> **Task goal**
Using the listing below, report all lines holding the word "стратегию".
** START Information given **
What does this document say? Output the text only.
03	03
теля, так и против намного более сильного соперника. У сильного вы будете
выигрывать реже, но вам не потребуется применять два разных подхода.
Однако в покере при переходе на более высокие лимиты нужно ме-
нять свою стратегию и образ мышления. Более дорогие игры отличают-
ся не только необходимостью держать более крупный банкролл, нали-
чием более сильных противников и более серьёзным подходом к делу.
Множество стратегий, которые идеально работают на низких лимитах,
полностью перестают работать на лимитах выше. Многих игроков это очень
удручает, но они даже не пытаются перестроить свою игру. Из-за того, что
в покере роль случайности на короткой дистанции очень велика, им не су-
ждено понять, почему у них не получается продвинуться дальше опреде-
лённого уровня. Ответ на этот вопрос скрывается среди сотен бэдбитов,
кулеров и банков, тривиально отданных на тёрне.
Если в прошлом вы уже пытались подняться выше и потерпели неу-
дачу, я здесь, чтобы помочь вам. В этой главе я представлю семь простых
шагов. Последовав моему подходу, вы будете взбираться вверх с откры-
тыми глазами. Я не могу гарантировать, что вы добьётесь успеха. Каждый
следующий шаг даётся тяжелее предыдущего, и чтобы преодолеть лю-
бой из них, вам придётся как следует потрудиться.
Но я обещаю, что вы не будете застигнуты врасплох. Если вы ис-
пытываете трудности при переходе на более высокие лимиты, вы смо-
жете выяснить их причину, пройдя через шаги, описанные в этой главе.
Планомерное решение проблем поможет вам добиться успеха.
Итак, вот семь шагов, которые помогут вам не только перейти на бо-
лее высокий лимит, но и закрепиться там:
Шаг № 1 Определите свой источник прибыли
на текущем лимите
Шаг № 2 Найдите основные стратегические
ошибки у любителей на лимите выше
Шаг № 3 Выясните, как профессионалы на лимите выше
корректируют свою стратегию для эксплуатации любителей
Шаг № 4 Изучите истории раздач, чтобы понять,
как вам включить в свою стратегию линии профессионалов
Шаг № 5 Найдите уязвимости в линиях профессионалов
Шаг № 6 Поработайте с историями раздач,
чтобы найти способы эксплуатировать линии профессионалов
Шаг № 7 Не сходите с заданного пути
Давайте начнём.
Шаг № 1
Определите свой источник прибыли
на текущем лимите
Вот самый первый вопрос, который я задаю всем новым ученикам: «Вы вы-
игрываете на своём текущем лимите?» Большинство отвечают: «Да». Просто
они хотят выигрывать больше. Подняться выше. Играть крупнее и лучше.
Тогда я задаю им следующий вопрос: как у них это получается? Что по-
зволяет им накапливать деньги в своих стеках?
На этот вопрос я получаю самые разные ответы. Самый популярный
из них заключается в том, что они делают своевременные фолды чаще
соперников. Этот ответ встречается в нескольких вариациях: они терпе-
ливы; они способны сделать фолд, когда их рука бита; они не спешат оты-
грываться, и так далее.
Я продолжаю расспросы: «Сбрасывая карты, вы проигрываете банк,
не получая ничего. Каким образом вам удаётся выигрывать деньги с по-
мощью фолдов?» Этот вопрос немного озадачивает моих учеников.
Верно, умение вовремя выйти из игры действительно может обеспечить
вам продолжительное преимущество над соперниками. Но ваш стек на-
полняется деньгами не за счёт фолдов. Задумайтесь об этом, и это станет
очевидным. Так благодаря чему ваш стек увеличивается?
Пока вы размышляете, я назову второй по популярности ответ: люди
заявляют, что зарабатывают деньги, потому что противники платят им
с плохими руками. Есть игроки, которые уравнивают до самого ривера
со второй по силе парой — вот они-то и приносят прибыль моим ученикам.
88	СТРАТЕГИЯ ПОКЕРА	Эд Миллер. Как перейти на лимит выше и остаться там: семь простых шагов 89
** END Information given **
> **Final answer**
нять свою стратегию и образ мышления. Более дорогие игры отличают-
корректируют свою стратегию для эксплуатации любителей
как вам включить в свою стратегию линии профессионалов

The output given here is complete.